(Stored entries)

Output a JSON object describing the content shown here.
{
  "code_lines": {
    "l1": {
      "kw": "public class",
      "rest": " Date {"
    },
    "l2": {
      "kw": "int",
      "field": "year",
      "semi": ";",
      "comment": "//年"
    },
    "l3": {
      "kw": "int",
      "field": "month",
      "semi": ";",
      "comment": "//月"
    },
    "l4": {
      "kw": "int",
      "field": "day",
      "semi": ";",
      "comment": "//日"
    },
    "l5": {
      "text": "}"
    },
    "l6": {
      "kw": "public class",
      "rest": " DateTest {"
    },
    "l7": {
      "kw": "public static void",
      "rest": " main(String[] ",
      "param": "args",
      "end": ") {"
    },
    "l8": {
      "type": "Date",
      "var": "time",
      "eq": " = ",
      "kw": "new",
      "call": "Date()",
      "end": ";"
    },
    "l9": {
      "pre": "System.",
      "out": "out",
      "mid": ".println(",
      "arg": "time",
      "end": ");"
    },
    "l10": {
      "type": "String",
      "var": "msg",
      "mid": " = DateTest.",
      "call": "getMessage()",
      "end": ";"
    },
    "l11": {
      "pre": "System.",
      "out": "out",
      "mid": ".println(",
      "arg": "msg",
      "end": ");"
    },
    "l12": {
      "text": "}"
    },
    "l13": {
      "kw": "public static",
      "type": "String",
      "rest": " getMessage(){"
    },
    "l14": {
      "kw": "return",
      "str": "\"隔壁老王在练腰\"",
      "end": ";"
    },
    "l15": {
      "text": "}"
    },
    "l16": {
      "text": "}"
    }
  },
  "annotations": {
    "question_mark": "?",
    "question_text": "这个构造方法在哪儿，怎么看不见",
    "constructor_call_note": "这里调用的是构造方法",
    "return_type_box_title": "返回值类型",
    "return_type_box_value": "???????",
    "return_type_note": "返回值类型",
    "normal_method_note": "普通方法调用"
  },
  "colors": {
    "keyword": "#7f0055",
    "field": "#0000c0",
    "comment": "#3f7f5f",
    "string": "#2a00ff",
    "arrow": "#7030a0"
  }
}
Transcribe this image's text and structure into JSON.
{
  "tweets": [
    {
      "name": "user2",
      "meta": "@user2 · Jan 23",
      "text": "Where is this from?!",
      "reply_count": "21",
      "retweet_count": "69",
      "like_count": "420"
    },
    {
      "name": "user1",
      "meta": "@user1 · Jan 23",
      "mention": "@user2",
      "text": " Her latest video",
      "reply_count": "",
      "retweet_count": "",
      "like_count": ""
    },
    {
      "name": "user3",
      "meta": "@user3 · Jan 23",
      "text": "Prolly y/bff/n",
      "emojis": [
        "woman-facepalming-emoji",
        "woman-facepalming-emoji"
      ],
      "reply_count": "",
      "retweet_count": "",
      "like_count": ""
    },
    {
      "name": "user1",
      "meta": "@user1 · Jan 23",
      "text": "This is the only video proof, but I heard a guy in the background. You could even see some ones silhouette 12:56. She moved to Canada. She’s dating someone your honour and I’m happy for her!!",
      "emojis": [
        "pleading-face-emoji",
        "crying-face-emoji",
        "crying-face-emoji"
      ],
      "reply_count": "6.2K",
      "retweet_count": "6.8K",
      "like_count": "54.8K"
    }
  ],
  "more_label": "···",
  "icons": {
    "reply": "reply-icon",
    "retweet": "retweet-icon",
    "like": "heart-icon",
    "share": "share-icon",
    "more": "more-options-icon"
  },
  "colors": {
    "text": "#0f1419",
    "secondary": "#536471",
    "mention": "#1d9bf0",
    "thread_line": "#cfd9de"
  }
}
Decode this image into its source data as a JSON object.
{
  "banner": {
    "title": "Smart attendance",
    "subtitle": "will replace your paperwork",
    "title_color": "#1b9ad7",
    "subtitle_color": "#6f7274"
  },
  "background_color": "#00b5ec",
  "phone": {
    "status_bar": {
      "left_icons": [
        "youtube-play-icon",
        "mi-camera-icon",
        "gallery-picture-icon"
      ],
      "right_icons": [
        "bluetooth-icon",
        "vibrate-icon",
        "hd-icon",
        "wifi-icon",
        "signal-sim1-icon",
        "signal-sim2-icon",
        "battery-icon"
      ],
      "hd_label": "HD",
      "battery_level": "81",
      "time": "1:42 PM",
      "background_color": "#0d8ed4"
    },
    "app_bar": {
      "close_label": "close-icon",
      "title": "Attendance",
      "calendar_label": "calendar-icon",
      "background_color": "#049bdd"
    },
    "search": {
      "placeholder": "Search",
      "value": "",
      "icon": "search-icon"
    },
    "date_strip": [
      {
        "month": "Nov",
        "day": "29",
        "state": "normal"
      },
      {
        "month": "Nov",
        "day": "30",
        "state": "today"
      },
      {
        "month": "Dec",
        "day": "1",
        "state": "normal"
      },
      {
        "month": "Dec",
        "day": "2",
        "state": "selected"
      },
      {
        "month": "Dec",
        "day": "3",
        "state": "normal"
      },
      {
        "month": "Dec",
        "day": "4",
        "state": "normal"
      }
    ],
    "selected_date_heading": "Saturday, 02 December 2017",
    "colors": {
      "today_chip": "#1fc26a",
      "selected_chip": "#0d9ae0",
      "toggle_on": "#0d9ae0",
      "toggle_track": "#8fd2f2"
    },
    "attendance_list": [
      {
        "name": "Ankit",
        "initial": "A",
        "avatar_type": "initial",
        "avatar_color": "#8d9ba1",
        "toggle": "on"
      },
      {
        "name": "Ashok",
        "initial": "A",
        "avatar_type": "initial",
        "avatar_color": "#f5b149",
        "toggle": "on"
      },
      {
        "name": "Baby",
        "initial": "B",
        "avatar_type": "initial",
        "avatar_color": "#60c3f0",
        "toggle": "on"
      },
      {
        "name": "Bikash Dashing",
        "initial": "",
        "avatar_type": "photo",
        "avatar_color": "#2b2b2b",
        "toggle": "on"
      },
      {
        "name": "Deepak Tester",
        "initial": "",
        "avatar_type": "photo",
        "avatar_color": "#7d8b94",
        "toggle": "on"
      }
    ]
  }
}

* **PROBLEM DETAILS**
Repeat the listing in full, keeping every line exactly as it is.

* **EXERCISE OUTPUT**
Output a JSON object describing the content shown here.
{
  "code_lines": {
    "l1": {
      "kw": "public class",
      "rest": " Date {"
    },
    "l2": {
      "kw": "int",
      "field": "year",
      "semi": ";",
      "comment": "//年"
    },
    "l3": {
      "kw": "int",
      "field": "month",
      "semi": ";",
      "comment": "//月"
    },
    "l4": {
      "kw": "int",
      "field": "day",
      "semi": ";",
      "comment": "//日"
    },
    "l5": {
      "text": "}"
    },
    "l6": {
      "kw": "public class",
      "rest": " DateTest {"
    },
    "l7": {
      "kw": "public static void",
      "rest": " main(String[] ",
      "param": "args",
      "end": ") {"
    },
    "l8": {
      "type": "Date",
      "var": "time",
      "eq": " = ",
      "kw": "new",
      "call": "Date()",
      "end": ";"
    },
    "l9": {
      "pre": "System.",
      "out": "out",
      "mid": ".println(",
      "arg": "time",
      "end": ");"
    },
    "l10": {
      "type": "String",
      "var": "msg",
      "mid": " = DateTest.",
      "call": "getMessage()",
      "end": ";"
    },
    "l11": {
      "pre": "System.",
      "out": "out",
      "mid": ".println(",
      "arg": "msg",
      "end": ");"
    },
    "l12": {
      "text": "}"
    },
    "l13": {
      "kw": "public static",
      "type": "String",
      "rest": " getMessage(){"
    },
    "l14": {
      "kw": "return",
      "str": "\"隔壁老王在练腰\"",
      "end": ";"
    },
    "l15": {
      "text": "}"
    },
    "l16": {
      "text": "}"
    }
  },
  "annotations": {
    "question_mark": "?",
    "question_text": "这个构造方法在哪儿，怎么看不见",
    "constructor_call_note": "这里调用的是构造方法",
    "return_type_box_title": "返回值类型",
    "return_type_box_value": "???????",
    "return_type_note": "返回值类型",
    "normal_method_note": "普通方法调用"
  },
  "colors": {
    "keyword": "#7f0055",
    "field": "#0000c0",
    "comment": "#3f7f5f",
    "string": "#2a00ff",
    "arrow": "#7030a0"
  }
}
Transcribe this image's text and structure into JSON.
{
  "tweets": [
    {
      "name": "user2",
      "meta": "@user2 · Jan 23",
      "text": "Where is this from?!",
      "reply_count": "21",
      "retweet_count": "69",
      "like_count": "420"
    },
    {
      "name": "user1",
      "meta": "@user1 · Jan 23",
      "mention": "@user2",
      "text": " Her latest video",
      "reply_count": "",
      "retweet_count": "",
      "like_count": ""
    },
    {
      "name": "user3",
      "meta": "@user3 · Jan 23",
      "text": "Prolly y/bff/n",
      "emojis": [
        "woman-facepalming-emoji",
        "woman-facepalming-emoji"
      ],
      "reply_count": "",
      "retweet_count": "",
      "like_count": ""
    },
    {
      "name": "user1",
      "meta": "@user1 · Jan 23",
      "text": "This is the only video proof, but I heard a guy in the background. You could even see some ones silhouette 12:56. She moved to Canada. She’s dating someone your honour and I’m happy for her!!",
      "emojis": [
        "pleading-face-emoji",
        "crying-face-emoji",
        "crying-face-emoji"
      ],
      "reply_count": "6.2K",
      "retweet_count": "6.8K",
      "like_count": "54.8K"
    }
  ],
  "more_label": "···",
  "icons": {
    "reply": "reply-icon",
    "retweet": "retweet-icon",
    "like": "heart-icon",
    "share": "share-icon",
    "more": "more-options-icon"
  },
  "colors": {
    "text": "#0f1419",
    "secondary": "#536471",
    "mention": "#1d9bf0",
    "thread_line": "#cfd9de"
  }
}
Decode this image into its source data as a JSON object.
{
  "banner": {
    "title": "Smart attendance",
    "subtitle": "will replace your paperwork",
    "title_color": "#1b9ad7",
    "subtitle_color": "#6f7274"
  },
  "background_color": "#00b5ec",
  "phone": {
    "status_bar": {
      "left_icons": [
        "youtube-play-icon",
        "mi-camera-icon",
        "gallery-picture-icon"
      ],
      "right_icons": [
        "bluetooth-icon",
        "vibrate-icon",
        "hd-icon",
        "wifi-icon",
        "signal-sim1-icon",
        "signal-sim2-icon",
        "battery-icon"
      ],
      "hd_label": "HD",
      "battery_level": "81",
      "time": "1:42 PM",
      "background_color": "#0d8ed4"
    },
    "app_bar": {
      "close_label": "close-icon",
      "title": "Attendance",
      "calendar_label": "calendar-icon",
      "background_color": "#049bdd"
    },
    "search": {
      "placeholder": "Search",
      "value": "",
      "icon": "search-icon"
    },
    "date_strip": [
      {
        "month": "Nov",
        "day": "29",
        "state": "normal"
      },
      {
        "month": "Nov",
        "day": "30",
        "state": "today"
      },
      {
        "month": "Dec",
        "day": "1",
        "state": "normal"
      },
      {
        "month": "Dec",
        "day": "2",
        "state": "selected"
      },
      {
        "month": "Dec",
        "day": "3",
        "state": "normal"
      },
      {
        "month": "Dec",
        "day": "4",
        "state": "normal"
      }
    ],
    "selected_date_heading": "Saturday, 02 December 2017",
    "colors": {
      "today_chip": "#1fc26a",
      "selected_chip": "#0d9ae0",
      "toggle_on": "#0d9ae0",
      "toggle_track": "#8fd2f2"
    },
    "attendance_list": [
      {
        "name": "Ankit",
        "initial": "A",
        "avatar_type": "initial",
        "avatar_color": "#8d9ba1",
        "toggle": "on"
      },
      {
        "name": "Ashok",
        "initial": "A",
        "avatar_type": "initial",
        "avatar_color": "#f5b149",
        "toggle": "on"
      },
      {
        "name": "Baby",
        "initial": "B",
        "avatar_type": "initial",
        "avatar_color": "#60c3f0",
        "toggle": "on"
      },
      {
        "name": "Bikash Dashing",
        "initial": "",
        "avatar_type": "photo",
        "avatar_color": "#2b2b2b",
        "toggle": "on"
      },
      {
        "name": "Deepak Tester",
        "initial": "",
        "avatar_type": "photo",
        "avatar_color": "#7d8b94",
        "toggle": "on"
      }
    ]
  }
}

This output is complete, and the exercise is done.